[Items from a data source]

__________________________________________________

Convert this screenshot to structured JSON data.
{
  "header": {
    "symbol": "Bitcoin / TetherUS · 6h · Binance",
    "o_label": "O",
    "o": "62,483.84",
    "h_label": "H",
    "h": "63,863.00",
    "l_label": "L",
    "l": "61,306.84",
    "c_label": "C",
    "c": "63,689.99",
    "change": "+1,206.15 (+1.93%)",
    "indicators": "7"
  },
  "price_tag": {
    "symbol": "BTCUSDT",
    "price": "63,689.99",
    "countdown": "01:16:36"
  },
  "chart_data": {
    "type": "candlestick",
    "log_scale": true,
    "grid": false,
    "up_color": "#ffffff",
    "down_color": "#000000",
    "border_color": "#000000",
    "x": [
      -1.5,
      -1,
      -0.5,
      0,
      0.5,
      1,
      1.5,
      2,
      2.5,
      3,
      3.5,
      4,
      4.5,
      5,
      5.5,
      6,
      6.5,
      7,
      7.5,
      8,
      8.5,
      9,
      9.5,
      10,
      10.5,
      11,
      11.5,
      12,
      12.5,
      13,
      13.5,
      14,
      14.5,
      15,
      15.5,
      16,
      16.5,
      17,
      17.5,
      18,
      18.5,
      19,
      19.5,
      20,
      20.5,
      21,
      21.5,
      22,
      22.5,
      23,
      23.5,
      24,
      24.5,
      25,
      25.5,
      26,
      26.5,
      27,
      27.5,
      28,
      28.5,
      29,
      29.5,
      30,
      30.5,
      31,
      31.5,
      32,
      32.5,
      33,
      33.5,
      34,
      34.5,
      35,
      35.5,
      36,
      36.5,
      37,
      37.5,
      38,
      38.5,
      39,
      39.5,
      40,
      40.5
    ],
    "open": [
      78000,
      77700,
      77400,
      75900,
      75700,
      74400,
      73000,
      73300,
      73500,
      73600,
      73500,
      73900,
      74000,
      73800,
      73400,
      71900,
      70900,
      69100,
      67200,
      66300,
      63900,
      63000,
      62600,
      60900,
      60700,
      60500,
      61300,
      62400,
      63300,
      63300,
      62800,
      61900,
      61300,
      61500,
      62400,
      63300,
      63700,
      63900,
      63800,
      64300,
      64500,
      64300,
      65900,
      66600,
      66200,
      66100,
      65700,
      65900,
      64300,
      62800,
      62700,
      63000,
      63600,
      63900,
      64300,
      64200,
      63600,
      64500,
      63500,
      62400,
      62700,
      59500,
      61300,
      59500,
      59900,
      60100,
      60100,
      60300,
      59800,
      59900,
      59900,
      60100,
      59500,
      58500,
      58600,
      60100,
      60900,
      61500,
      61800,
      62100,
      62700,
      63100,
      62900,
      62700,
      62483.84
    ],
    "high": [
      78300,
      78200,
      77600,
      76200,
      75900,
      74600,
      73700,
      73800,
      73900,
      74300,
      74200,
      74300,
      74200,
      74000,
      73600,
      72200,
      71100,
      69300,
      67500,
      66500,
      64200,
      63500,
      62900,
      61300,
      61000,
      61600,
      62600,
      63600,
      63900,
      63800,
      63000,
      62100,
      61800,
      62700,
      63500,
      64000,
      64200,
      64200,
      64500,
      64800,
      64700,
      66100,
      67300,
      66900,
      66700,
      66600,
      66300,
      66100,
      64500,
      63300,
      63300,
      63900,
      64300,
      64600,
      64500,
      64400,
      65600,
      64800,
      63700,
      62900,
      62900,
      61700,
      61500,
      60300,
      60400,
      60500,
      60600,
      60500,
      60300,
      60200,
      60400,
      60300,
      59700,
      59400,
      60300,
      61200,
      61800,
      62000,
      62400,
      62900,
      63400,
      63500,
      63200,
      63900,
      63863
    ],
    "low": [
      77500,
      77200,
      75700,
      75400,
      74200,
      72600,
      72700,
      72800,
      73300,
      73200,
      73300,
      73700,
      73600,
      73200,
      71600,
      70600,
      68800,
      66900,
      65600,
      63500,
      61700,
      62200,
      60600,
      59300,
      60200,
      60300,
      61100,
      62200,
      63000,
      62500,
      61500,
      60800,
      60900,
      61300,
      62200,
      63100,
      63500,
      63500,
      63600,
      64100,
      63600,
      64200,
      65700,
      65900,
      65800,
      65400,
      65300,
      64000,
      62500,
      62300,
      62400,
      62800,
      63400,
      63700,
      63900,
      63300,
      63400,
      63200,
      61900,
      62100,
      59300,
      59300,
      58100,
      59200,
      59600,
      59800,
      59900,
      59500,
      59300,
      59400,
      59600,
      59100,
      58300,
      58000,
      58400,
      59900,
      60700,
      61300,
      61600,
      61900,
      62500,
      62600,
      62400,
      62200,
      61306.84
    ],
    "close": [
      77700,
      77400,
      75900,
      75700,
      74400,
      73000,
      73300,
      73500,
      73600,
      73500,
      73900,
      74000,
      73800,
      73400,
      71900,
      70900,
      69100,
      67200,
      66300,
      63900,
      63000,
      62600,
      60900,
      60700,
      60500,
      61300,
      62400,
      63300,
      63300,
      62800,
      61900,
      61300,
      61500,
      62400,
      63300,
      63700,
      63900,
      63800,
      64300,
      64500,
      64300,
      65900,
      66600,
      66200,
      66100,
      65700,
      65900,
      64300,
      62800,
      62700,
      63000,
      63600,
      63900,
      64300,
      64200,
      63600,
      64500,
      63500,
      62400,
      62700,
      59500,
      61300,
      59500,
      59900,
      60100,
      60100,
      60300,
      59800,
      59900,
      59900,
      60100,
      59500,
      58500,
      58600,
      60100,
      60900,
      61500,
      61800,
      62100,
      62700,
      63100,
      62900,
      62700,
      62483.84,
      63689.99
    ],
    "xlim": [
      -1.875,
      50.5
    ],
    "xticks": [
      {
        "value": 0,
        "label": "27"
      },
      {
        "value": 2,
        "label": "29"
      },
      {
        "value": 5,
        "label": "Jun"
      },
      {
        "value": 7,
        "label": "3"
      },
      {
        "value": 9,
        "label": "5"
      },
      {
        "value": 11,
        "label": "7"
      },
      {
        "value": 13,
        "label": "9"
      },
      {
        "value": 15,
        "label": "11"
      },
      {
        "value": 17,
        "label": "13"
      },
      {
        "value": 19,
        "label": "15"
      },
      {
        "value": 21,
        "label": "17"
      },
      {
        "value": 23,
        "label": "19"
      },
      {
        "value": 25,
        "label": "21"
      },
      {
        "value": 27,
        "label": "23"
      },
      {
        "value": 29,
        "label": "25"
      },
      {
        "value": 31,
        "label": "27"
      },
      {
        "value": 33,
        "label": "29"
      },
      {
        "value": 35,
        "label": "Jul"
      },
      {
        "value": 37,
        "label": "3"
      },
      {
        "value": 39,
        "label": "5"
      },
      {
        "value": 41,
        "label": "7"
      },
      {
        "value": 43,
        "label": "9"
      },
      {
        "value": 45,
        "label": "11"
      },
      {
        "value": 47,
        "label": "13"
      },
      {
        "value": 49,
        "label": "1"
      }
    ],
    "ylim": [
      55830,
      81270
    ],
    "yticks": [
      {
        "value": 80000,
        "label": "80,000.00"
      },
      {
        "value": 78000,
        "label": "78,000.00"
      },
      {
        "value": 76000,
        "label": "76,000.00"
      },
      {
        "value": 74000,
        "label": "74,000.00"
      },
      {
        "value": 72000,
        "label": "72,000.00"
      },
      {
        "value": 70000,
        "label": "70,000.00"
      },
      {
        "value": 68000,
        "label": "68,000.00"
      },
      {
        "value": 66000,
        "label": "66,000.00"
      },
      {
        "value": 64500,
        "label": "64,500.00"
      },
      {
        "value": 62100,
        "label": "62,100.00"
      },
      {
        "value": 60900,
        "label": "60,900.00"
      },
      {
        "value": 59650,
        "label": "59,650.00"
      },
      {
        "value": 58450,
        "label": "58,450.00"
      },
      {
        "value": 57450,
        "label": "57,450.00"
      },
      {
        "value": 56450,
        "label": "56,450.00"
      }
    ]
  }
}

__________________________________________________

TASK REQUIREMENTS:
Within the entries above, work out how many lines contain the word "symbol". The number alone is the answer.

RESPONSE TO THIS TASK:
2